Data entries:
^^^^

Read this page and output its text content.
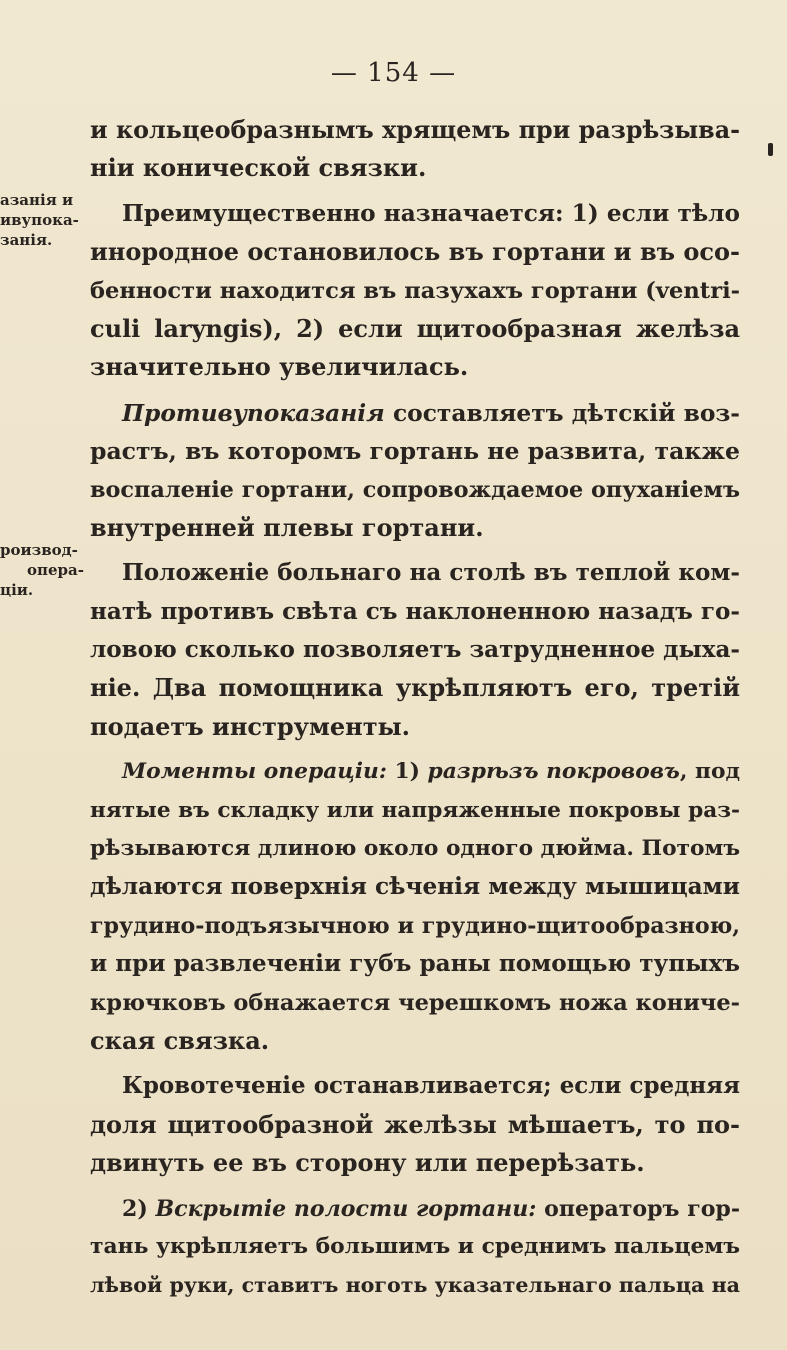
— 154 —
азанія и
ивупока-
занія.
роизвод-
опера-
ціи.
и кольцеобразнымъ хрящемъ при разрѣзыва-
ніи конической связки.
Преимущественно назначается: 1) если тѣло
инородное остановилось въ гортани и въ осо-
бенности находится въ пазухахъ гортани (ventri-
culi laryngis), 2) если щитообразная желѣза
значительно увеличилась.
Противупоказанія составляетъ дѣтскій воз-
растъ, въ которомъ гортань не развита, также
воспаленіе гортани, сопровождаемое опуханіемъ
внутренней плевы гортани.
Положеніе больнаго на столѣ въ теплой ком-
натѣ противъ свѣта съ наклоненною назадъ го-
ловою сколько позволяетъ затрудненное дыха-
ніе. Два помощника укрѣпляютъ его, третій
подаетъ инструменты.
Моменты операціи: 1) разрѣзъ покрововъ, под
нятые въ складку или напряженные покровы раз-
рѣзываются длиною около одного дюйма. Потомъ
дѣлаются поверхнія сѣченія между мышицами
грудино-подъязычною и грудино-щитообразною,
и при развлеченіи губъ раны помощью тупыхъ
крючковъ обнажается черешкомъ ножа кониче-
ская связка.
Кровотеченіе останавливается; если средняя
доля щитообразной желѣзы мѣшаетъ, то по-
двинуть ее въ сторону или перерѣзать.
2) Вскрытіе полости гортани: операторъ гор-
тань укрѣпляетъ большимъ и среднимъ пальцемъ
лѣвой руки, ставитъ ноготь указательнаго пальца на
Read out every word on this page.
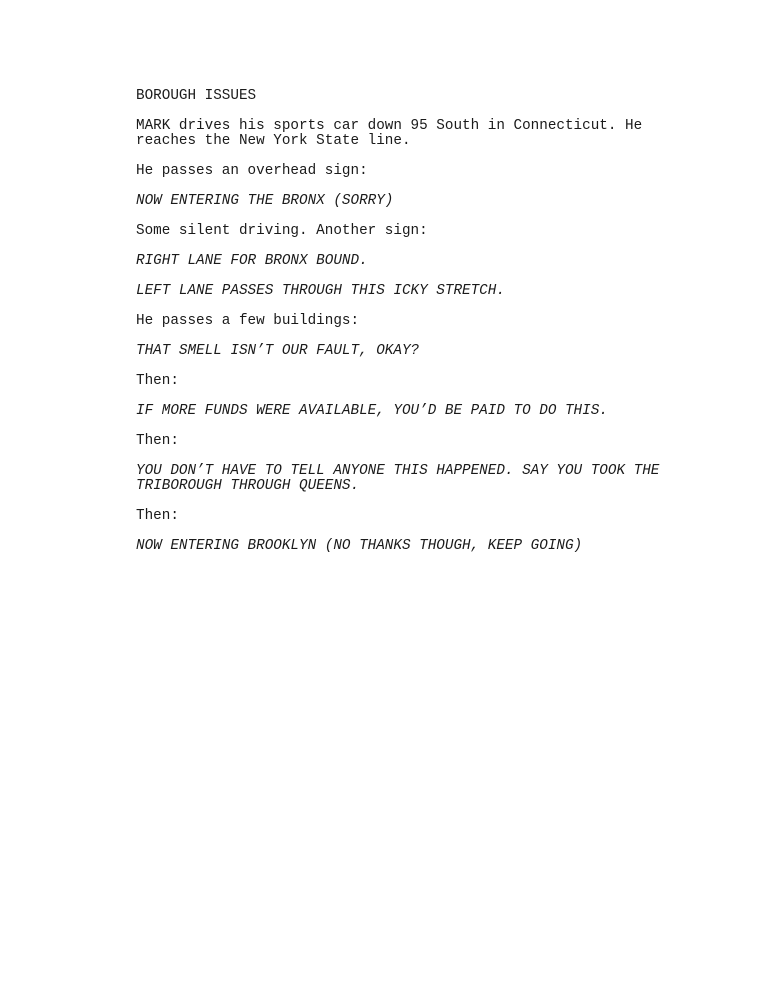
BOROUGH ISSUES
MARK drives his sports car down 95 South in Connecticut. He
reaches the New York State line.
He passes an overhead sign:
NOW ENTERING THE BRONX (SORRY)
Some silent driving. Another sign:
RIGHT LANE FOR BRONX BOUND.
LEFT LANE PASSES THROUGH THIS ICKY STRETCH.
He passes a few buildings:
THAT SMELL ISN’T OUR FAULT, OKAY?
Then:
IF MORE FUNDS WERE AVAILABLE, YOU’D BE PAID TO DO THIS.
Then:
YOU DON’T HAVE TO TELL ANYONE THIS HAPPENED. SAY YOU TOOK THE
TRIBOROUGH THROUGH QUEENS.
Then:
NOW ENTERING BROOKLYN (NO THANKS THOUGH, KEEP GOING)
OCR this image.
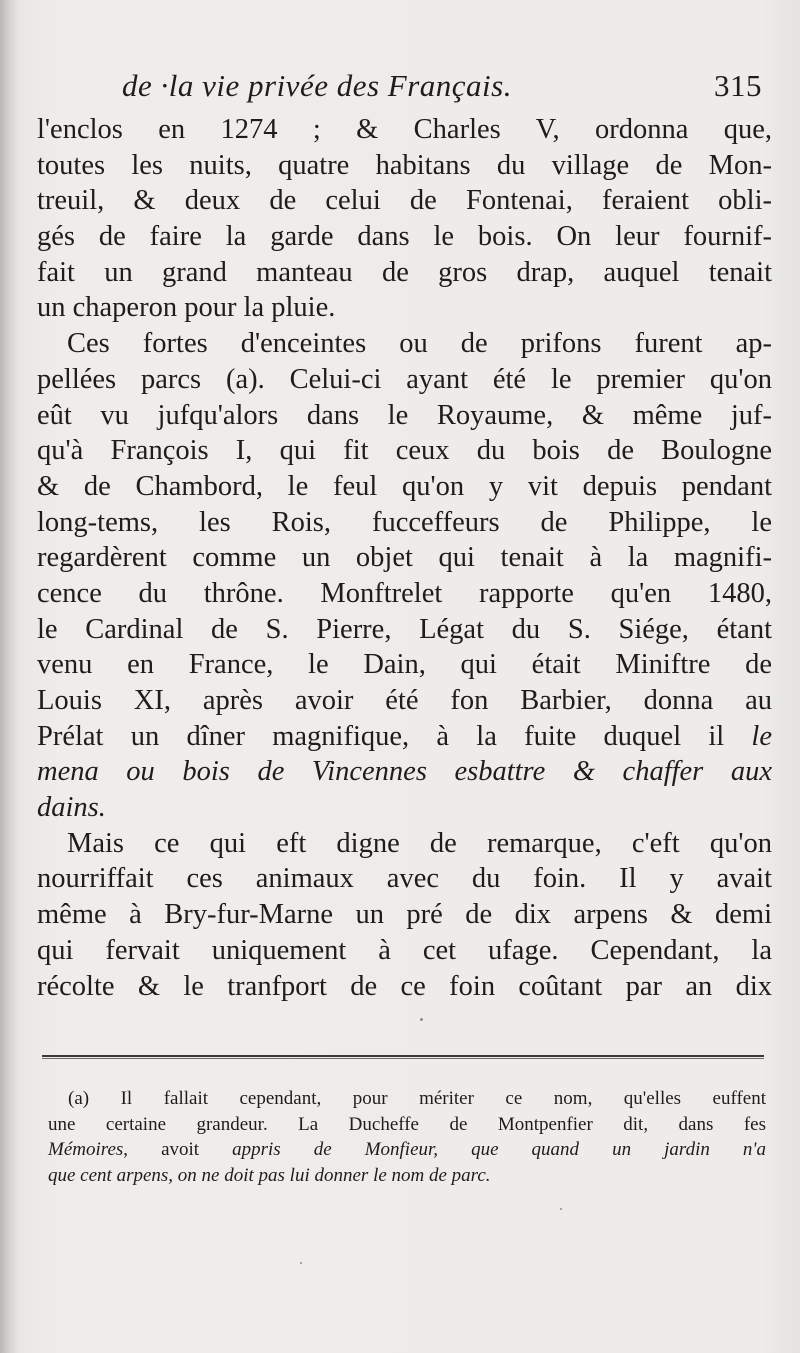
de ·la vie privée des Français.	315
l'enclos en 1274 ; & Charles V, ordonna que,
toutes les nuits, quatre habitans du village de Mon-
treuil, & deux de celui de Fontenai, feraient obli-
gés de faire la garde dans le bois. On leur fournif-
fait un grand manteau de gros drap, auquel tenait
un chaperon pour la pluie.
Ces fortes d'enceintes ou de prifons furent ap-
pellées parcs (a). Celui-ci ayant été le premier qu'on
eût vu jufqu'alors dans le Royaume, & même juf-
qu'à François I, qui fit ceux du bois de Boulogne
& de Chambord, le feul qu'on y vit depuis pendant
long-tems, les Rois, fucceffeurs de Philippe, le
regardèrent comme un objet qui tenait à la magnifi-
cence du thrône. Monftrelet rapporte qu'en 1480,
le Cardinal de S. Pierre, Légat du S. Siége, étant
venu en France, le Dain, qui était Miniftre de
Louis XI, après avoir été fon Barbier, donna au
Prélat un dîner magnifique, à la fuite duquel il le
mena ou bois de Vincennes esbattre & chaffer aux
dains.
Mais ce qui eft digne de remarque, c'eft qu'on
nourriffait ces animaux avec du foin. Il y avait
même à Bry-fur-Marne un pré de dix arpens & demi
qui fervait uniquement à cet ufage. Cependant, la
récolte & le tranfport de ce foin coûtant par an dix
(a) Il fallait cependant, pour mériter ce nom, qu'elles euffent
une certaine grandeur. La Ducheffe de Montpenfier dit, dans fes
Mémoires, avoit appris de Monfieur, que quand un jardin n'a
que cent arpens, on ne doit pas lui donner le nom de parc.
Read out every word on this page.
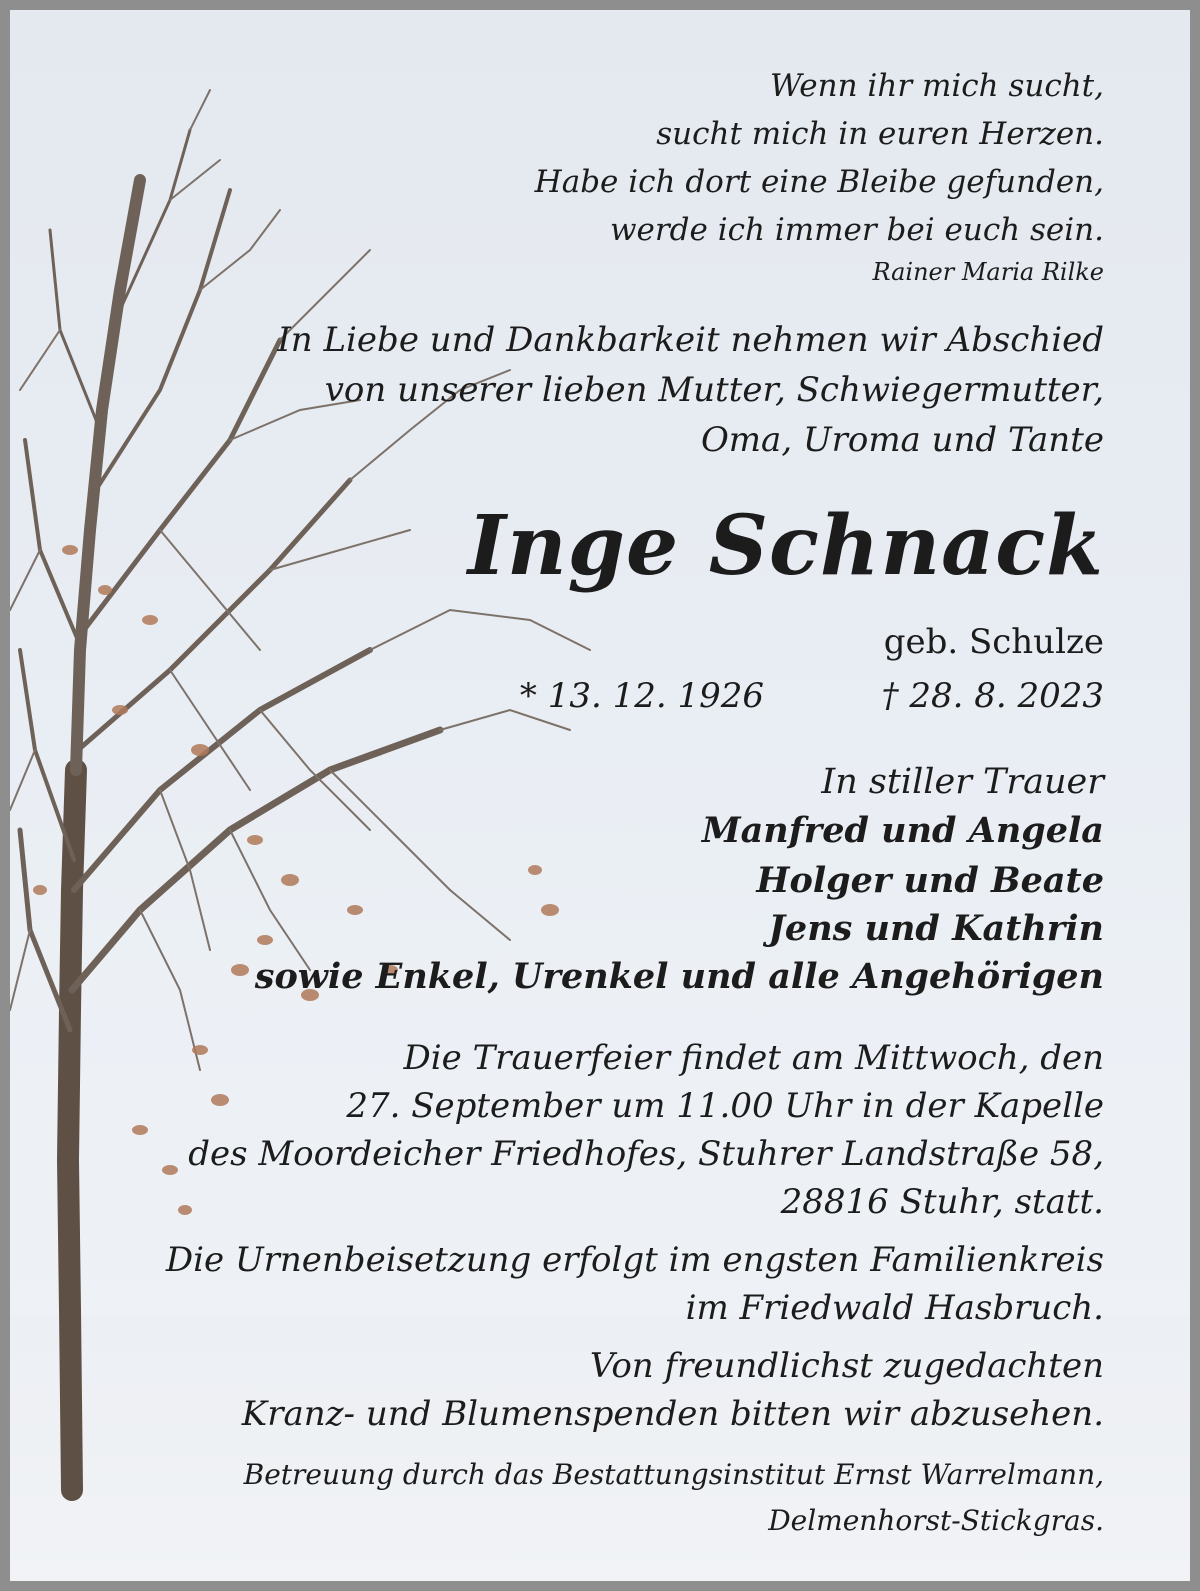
Wenn ihr mich sucht,
sucht mich in euren Herzen.
Habe ich dort eine Bleibe gefunden,
werde ich immer bei euch sein.
Rainer Maria Rilke
In Liebe und Dankbarkeit nehmen wir Abschied
von unserer lieben Mutter, Schwiegermutter,
Oma, Uroma und Tante
Inge Schnack
geb. Schulze
* 13. 12. 1926	† 28. 8. 2023
In stiller Trauer
Manfred und Angela
Holger und Beate
Jens und Kathrin
sowie Enkel, Urenkel und alle Angehörigen
Die Trauerfeier findet am Mittwoch, den
27. September um 11.00 Uhr in der Kapelle
des Moordeicher Friedhofes, Stuhrer Landstraße 58,
28816 Stuhr, statt.
Die Urnenbeisetzung erfolgt im engsten Familienkreis
im Friedwald Hasbruch.
Von freundlichst zugedachten
Kranz- und Blumenspenden bitten wir abzusehen.
Betreuung durch das Bestattungsinstitut Ernst Warrelmann,
Delmenhorst-Stickgras.
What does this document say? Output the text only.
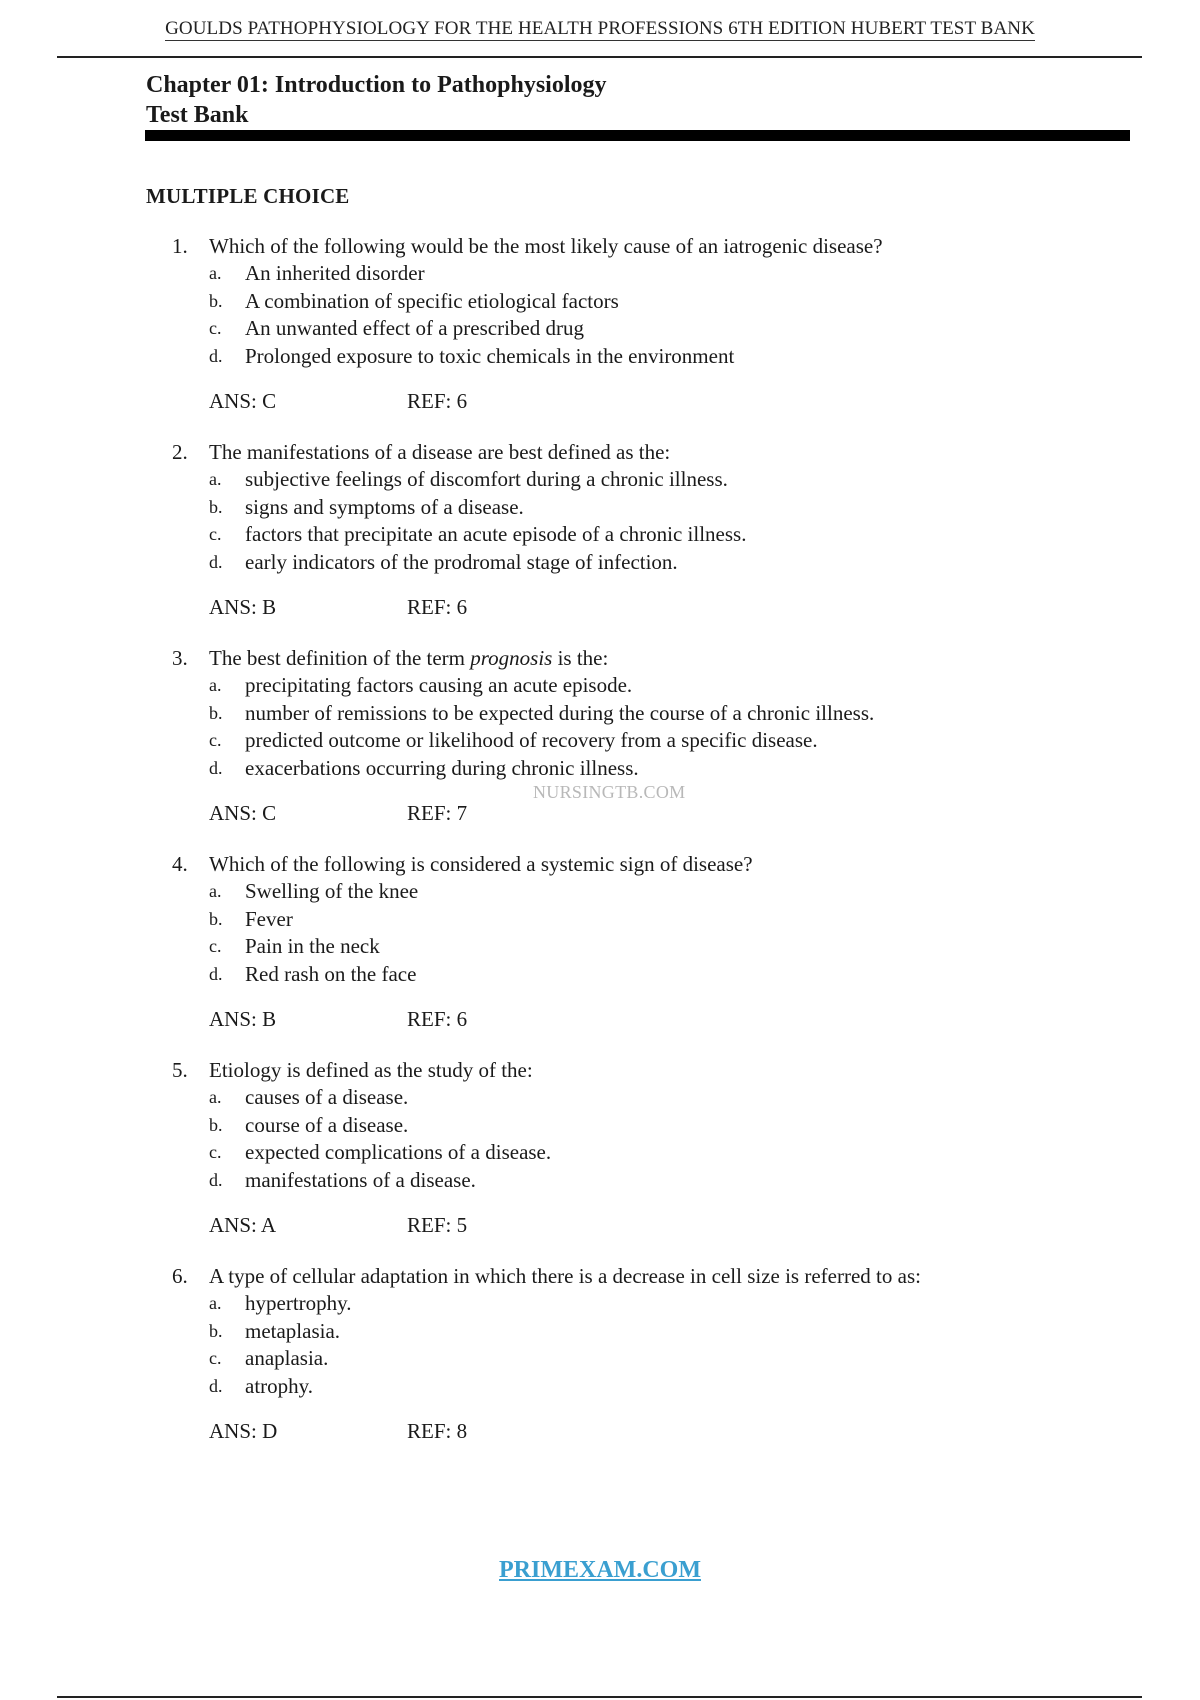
GOULDS PATHOPHYSIOLOGY FOR THE HEALTH PROFESSIONS 6TH EDITION HUBERT TEST BANK
Chapter 01: Introduction to Pathophysiology
Test Bank
MULTIPLE CHOICE
1. Which of the following would be the most likely cause of an iatrogenic disease?
a. An inherited disorder
b. A combination of specific etiological factors
c. An unwanted effect of a prescribed drug
d. Prolonged exposure to toxic chemicals in the environment
ANS: C	REF: 6
2. The manifestations of a disease are best defined as the:
a. subjective feelings of discomfort during a chronic illness.
b. signs and symptoms of a disease.
c. factors that precipitate an acute episode of a chronic illness.
d. early indicators of the prodromal stage of infection.
ANS: B	REF: 6
3. The best definition of the term prognosis is the:
a. precipitating factors causing an acute episode.
b. number of remissions to be expected during the course of a chronic illness.
c. predicted outcome or likelihood of recovery from a specific disease.
d. exacerbations occurring during chronic illness.
ANS: C	REF: 7
4. Which of the following is considered a systemic sign of disease?
a. Swelling of the knee
b. Fever
c. Pain in the neck
d. Red rash on the face
ANS: B	REF: 6
5. Etiology is defined as the study of the:
a. causes of a disease.
b. course of a disease.
c. expected complications of a disease.
d. manifestations of a disease.
ANS: A	REF: 5
6. A type of cellular adaptation in which there is a decrease in cell size is referred to as:
a. hypertrophy.
b. metaplasia.
c. anaplasia.
d. atrophy.
ANS: D	REF: 8
NURSINGTB.COM
PRIMEXAM.COM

^^^^

Directions for this task
Find each line holding the string "course" and copy it out.

Reply
b. number of remissions to be expected during the course of a chronic illness.
b. course of a disease.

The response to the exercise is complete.